List each line of the data that holds the string "label", please.

======== EXERCISE MATERIAL

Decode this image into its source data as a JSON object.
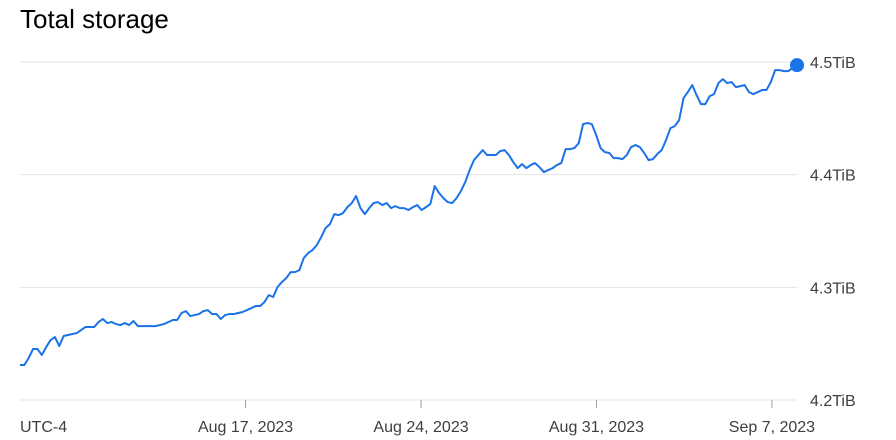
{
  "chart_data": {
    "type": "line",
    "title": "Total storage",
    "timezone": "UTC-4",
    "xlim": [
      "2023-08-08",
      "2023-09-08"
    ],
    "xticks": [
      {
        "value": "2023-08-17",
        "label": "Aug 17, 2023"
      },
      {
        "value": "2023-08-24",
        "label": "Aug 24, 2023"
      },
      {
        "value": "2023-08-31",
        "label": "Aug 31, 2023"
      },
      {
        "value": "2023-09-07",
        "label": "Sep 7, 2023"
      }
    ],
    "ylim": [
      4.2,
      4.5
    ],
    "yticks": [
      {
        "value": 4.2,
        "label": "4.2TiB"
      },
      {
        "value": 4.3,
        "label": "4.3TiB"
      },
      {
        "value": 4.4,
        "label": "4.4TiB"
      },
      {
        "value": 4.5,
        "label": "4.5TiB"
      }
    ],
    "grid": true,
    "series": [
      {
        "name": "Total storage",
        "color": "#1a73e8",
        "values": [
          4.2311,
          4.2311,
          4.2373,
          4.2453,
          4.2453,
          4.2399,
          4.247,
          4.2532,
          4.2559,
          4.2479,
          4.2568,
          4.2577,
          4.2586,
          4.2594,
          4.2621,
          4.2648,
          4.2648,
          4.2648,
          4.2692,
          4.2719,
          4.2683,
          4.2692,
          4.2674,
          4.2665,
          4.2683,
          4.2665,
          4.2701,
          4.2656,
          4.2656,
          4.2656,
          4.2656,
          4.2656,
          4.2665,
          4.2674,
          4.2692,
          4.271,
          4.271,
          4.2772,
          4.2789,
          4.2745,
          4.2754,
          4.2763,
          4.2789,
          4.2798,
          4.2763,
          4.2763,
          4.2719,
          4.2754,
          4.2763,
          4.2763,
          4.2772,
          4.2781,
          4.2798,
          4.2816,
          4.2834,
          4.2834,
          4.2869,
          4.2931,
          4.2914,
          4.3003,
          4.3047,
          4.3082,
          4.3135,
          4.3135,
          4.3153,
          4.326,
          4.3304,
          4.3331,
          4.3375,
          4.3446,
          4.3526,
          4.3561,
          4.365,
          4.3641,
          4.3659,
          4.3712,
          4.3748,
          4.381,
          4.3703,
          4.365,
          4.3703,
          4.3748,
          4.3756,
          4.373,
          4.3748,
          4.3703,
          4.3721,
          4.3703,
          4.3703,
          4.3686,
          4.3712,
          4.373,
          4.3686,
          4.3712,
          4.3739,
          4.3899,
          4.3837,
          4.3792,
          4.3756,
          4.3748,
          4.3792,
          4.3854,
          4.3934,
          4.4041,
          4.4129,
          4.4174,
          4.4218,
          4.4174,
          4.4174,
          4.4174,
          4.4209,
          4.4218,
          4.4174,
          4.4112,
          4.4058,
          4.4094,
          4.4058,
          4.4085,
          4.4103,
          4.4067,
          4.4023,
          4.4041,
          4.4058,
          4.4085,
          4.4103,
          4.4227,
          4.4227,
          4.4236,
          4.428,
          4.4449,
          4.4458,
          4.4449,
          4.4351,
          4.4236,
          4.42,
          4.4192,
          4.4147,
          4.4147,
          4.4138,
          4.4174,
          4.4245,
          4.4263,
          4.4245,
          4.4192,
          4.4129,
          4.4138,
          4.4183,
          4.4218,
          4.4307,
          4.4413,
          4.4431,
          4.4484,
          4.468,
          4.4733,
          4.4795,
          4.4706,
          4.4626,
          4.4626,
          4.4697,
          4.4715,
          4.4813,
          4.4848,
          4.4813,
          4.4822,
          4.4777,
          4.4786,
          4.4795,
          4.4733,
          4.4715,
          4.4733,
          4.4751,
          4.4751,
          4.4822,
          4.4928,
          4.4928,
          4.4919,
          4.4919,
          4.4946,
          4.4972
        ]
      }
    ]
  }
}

================

EXERCISE RESULT:
        "label": "Aug 17, 2023"
        "label": "Aug 24, 2023"
        "label": "Aug 31, 2023"
        "label": "Sep 7, 2023"
        "label": "4.2TiB"
        "label": "4.3TiB"
        "label": "4.4TiB"
        "label": "4.5TiB"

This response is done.